__SET EXERCISE__:
Reproduce all entries verbatim, with nothing added or dropped.

Begin EXCERPTED RECORDS

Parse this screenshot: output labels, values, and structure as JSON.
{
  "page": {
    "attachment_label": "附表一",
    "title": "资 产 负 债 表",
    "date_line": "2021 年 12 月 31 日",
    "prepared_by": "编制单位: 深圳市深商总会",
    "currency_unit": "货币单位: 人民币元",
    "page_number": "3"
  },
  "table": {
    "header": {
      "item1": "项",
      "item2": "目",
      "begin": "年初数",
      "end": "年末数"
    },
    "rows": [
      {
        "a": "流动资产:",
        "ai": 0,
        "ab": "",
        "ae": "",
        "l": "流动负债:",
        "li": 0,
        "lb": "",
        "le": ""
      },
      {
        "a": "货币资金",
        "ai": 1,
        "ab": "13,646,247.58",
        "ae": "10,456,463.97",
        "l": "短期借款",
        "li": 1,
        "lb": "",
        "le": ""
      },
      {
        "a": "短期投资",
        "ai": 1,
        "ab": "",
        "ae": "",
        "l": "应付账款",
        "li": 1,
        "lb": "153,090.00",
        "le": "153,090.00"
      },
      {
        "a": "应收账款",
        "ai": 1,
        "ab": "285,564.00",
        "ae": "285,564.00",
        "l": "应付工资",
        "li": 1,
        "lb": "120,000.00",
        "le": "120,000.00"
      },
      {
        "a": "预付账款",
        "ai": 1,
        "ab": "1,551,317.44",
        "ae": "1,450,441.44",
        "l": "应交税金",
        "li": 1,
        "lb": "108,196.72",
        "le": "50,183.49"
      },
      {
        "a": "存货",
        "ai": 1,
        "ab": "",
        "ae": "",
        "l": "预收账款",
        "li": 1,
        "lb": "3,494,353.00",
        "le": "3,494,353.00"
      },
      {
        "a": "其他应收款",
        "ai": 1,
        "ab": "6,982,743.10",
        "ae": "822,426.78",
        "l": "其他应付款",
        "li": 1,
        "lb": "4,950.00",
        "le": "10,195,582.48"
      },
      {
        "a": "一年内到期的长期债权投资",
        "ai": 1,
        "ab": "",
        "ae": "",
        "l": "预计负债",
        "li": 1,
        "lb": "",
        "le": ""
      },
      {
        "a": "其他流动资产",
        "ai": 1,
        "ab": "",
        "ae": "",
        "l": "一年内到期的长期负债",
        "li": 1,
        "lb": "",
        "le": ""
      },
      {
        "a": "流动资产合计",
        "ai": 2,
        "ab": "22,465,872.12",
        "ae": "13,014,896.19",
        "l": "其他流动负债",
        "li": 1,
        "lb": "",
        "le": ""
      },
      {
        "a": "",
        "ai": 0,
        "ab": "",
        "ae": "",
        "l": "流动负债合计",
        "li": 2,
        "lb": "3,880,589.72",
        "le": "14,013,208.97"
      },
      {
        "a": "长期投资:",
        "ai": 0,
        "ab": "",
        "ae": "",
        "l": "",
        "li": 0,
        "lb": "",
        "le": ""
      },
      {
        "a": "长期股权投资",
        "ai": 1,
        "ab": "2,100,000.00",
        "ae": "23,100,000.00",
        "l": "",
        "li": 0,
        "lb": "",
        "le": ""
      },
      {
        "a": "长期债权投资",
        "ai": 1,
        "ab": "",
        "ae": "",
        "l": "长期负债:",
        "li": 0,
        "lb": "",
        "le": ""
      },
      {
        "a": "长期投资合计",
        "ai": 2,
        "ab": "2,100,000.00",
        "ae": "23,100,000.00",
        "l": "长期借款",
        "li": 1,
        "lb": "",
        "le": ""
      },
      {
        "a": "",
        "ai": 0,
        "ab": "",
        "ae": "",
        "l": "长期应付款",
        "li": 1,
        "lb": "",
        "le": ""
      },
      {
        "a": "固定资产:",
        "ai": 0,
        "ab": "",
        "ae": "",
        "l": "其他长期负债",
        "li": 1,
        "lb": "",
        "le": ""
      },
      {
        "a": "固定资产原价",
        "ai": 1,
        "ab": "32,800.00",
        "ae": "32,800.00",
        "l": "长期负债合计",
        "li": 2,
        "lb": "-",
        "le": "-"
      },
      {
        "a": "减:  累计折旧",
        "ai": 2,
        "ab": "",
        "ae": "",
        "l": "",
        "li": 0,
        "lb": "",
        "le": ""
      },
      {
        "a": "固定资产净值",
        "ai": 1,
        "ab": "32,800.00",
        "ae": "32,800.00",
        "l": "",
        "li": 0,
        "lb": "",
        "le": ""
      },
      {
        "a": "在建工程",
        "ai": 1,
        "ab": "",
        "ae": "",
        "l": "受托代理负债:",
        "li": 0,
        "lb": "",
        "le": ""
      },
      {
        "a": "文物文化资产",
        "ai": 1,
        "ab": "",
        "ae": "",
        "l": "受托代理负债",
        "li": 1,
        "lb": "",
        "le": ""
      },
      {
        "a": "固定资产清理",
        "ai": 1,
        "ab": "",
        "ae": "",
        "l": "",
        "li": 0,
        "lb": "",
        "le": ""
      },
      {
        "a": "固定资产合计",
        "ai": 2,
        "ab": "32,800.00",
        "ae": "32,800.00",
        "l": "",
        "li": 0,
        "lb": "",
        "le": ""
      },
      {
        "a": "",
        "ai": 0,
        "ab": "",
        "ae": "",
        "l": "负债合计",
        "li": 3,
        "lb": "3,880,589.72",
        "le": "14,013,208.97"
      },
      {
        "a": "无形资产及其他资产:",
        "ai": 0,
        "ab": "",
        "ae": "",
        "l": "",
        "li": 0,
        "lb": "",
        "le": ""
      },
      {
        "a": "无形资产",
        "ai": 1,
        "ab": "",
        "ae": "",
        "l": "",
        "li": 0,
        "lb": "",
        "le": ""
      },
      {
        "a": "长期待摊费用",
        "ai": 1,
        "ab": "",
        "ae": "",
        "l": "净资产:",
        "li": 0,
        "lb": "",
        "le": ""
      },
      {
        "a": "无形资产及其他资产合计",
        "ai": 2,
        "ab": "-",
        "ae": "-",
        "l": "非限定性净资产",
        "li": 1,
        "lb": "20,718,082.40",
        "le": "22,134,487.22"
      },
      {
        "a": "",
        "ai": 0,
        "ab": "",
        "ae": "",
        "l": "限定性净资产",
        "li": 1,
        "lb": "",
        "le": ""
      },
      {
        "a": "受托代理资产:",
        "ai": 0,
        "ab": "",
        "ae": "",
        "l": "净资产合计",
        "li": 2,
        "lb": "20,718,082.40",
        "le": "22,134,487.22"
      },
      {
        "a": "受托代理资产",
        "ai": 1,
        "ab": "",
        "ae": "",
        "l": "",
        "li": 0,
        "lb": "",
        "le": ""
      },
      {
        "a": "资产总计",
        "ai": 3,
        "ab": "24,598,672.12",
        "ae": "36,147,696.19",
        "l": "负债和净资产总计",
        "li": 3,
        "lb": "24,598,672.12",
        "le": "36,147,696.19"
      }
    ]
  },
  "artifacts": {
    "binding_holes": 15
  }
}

End EXCERPTED RECORDS

__ANSWER__:
Parse this screenshot: output labels, values, and structure as JSON.
{
  "page": {
    "attachment_label": "附表一",
    "title": "资 产 负 债 表",
    "date_line": "2021 年 12 月 31 日",
    "prepared_by": "编制单位: 深圳市深商总会",
    "currency_unit": "货币单位: 人民币元",
    "page_number": "3"
  },
  "table": {
    "header": {
      "item1": "项",
      "item2": "目",
      "begin": "年初数",
      "end": "年末数"
    },
    "rows": [
      {
        "a": "流动资产:",
        "ai": 0,
        "ab": "",
        "ae": "",
        "l": "流动负债:",
        "li": 0,
        "lb": "",
        "le": ""
      },
      {
        "a": "货币资金",
        "ai": 1,
        "ab": "13,646,247.58",
        "ae": "10,456,463.97",
        "l": "短期借款",
        "li": 1,
        "lb": "",
        "le": ""
      },
      {
        "a": "短期投资",
        "ai": 1,
        "ab": "",
        "ae": "",
        "l": "应付账款",
        "li": 1,
        "lb": "153,090.00",
        "le": "153,090.00"
      },
      {
        "a": "应收账款",
        "ai": 1,
        "ab": "285,564.00",
        "ae": "285,564.00",
        "l": "应付工资",
        "li": 1,
        "lb": "120,000.00",
        "le": "120,000.00"
      },
      {
        "a": "预付账款",
        "ai": 1,
        "ab": "1,551,317.44",
        "ae": "1,450,441.44",
        "l": "应交税金",
        "li": 1,
        "lb": "108,196.72",
        "le": "50,183.49"
      },
      {
        "a": "存货",
        "ai": 1,
        "ab": "",
        "ae": "",
        "l": "预收账款",
        "li": 1,
        "lb": "3,494,353.00",
        "le": "3,494,353.00"
      },
      {
        "a": "其他应收款",
        "ai": 1,
        "ab": "6,982,743.10",
        "ae": "822,426.78",
        "l": "其他应付款",
        "li": 1,
        "lb": "4,950.00",
        "le": "10,195,582.48"
      },
      {
        "a": "一年内到期的长期债权投资",
        "ai": 1,
        "ab": "",
        "ae": "",
        "l": "预计负债",
        "li": 1,
        "lb": "",
        "le": ""
      },
      {
        "a": "其他流动资产",
        "ai": 1,
        "ab": "",
        "ae": "",
        "l": "一年内到期的长期负债",
        "li": 1,
        "lb": "",
        "le": ""
      },
      {
        "a": "流动资产合计",
        "ai": 2,
        "ab": "22,465,872.12",
        "ae": "13,014,896.19",
        "l": "其他流动负债",
        "li": 1,
        "lb": "",
        "le": ""
      },
      {
        "a": "",
        "ai": 0,
        "ab": "",
        "ae": "",
        "l": "流动负债合计",
        "li": 2,
        "lb": "3,880,589.72",
        "le": "14,013,208.97"
      },
      {
        "a": "长期投资:",
        "ai": 0,
        "ab": "",
        "ae": "",
        "l": "",
        "li": 0,
        "lb": "",
        "le": ""
      },
      {
        "a": "长期股权投资",
        "ai": 1,
        "ab": "2,100,000.00",
        "ae": "23,100,000.00",
        "l": "",
        "li": 0,
        "lb": "",
        "le": ""
      },
      {
        "a": "长期债权投资",
        "ai": 1,
        "ab": "",
        "ae": "",
        "l": "长期负债:",
        "li": 0,
        "lb": "",
        "le": ""
      },
      {
        "a": "长期投资合计",
        "ai": 2,
        "ab": "2,100,000.00",
        "ae": "23,100,000.00",
        "l": "长期借款",
        "li": 1,
        "lb": "",
        "le": ""
      },
      {
        "a": "",
        "ai": 0,
        "ab": "",
        "ae": "",
        "l": "长期应付款",
        "li": 1,
        "lb": "",
        "le": ""
      },
      {
        "a": "固定资产:",
        "ai": 0,
        "ab": "",
        "ae": "",
        "l": "其他长期负债",
        "li": 1,
        "lb": "",
        "le": ""
      },
      {
        "a": "固定资产原价",
        "ai": 1,
        "ab": "32,800.00",
        "ae": "32,800.00",
        "l": "长期负债合计",
        "li": 2,
        "lb": "-",
        "le": "-"
      },
      {
        "a": "减:  累计折旧",
        "ai": 2,
        "ab": "",
        "ae": "",
        "l": "",
        "li": 0,
        "lb": "",
        "le": ""
      },
      {
        "a": "固定资产净值",
        "ai": 1,
        "ab": "32,800.00",
        "ae": "32,800.00",
        "l": "",
        "li": 0,
        "lb": "",
        "le": ""
      },
      {
        "a": "在建工程",
        "ai": 1,
        "ab": "",
        "ae": "",
        "l": "受托代理负债:",
        "li": 0,
        "lb": "",
        "le": ""
      },
      {
        "a": "文物文化资产",
        "ai": 1,
        "ab": "",
        "ae": "",
        "l": "受托代理负债",
        "li": 1,
        "lb": "",
        "le": ""
      },
      {
        "a": "固定资产清理",
        "ai": 1,
        "ab": "",
        "ae": "",
        "l": "",
        "li": 0,
        "lb": "",
        "le": ""
      },
      {
        "a": "固定资产合计",
        "ai": 2,
        "ab": "32,800.00",
        "ae": "32,800.00",
        "l": "",
        "li": 0,
        "lb": "",
        "le": ""
      },
      {
        "a": "",
        "ai": 0,
        "ab": "",
        "ae": "",
        "l": "负债合计",
        "li": 3,
        "lb": "3,880,589.72",
        "le": "14,013,208.97"
      },
      {
        "a": "无形资产及其他资产:",
        "ai": 0,
        "ab": "",
        "ae": "",
        "l": "",
        "li": 0,
        "lb": "",
        "le": ""
      },
      {
        "a": "无形资产",
        "ai": 1,
        "ab": "",
        "ae": "",
        "l": "",
        "li": 0,
        "lb": "",
        "le": ""
      },
      {
        "a": "长期待摊费用",
        "ai": 1,
        "ab": "",
        "ae": "",
        "l": "净资产:",
        "li": 0,
        "lb": "",
        "le": ""
      },
      {
        "a": "无形资产及其他资产合计",
        "ai": 2,
        "ab": "-",
        "ae": "-",
        "l": "非限定性净资产",
        "li": 1,
        "lb": "20,718,082.40",
        "le": "22,134,487.22"
      },
      {
        "a": "",
        "ai": 0,
        "ab": "",
        "ae": "",
        "l": "限定性净资产",
        "li": 1,
        "lb": "",
        "le": ""
      },
      {
        "a": "受托代理资产:",
        "ai": 0,
        "ab": "",
        "ae": "",
        "l": "净资产合计",
        "li": 2,
        "lb": "20,718,082.40",
        "le": "22,134,487.22"
      },
      {
        "a": "受托代理资产",
        "ai": 1,
        "ab": "",
        "ae": "",
        "l": "",
        "li": 0,
        "lb": "",
        "le": ""
      },
      {
        "a": "资产总计",
        "ai": 3,
        "ab": "24,598,672.12",
        "ae": "36,147,696.19",
        "l": "负债和净资产总计",
        "li": 3,
        "lb": "24,598,672.12",
        "le": "36,147,696.19"
      }
    ]
  },
  "artifacts": {
    "binding_holes": 15
  }
}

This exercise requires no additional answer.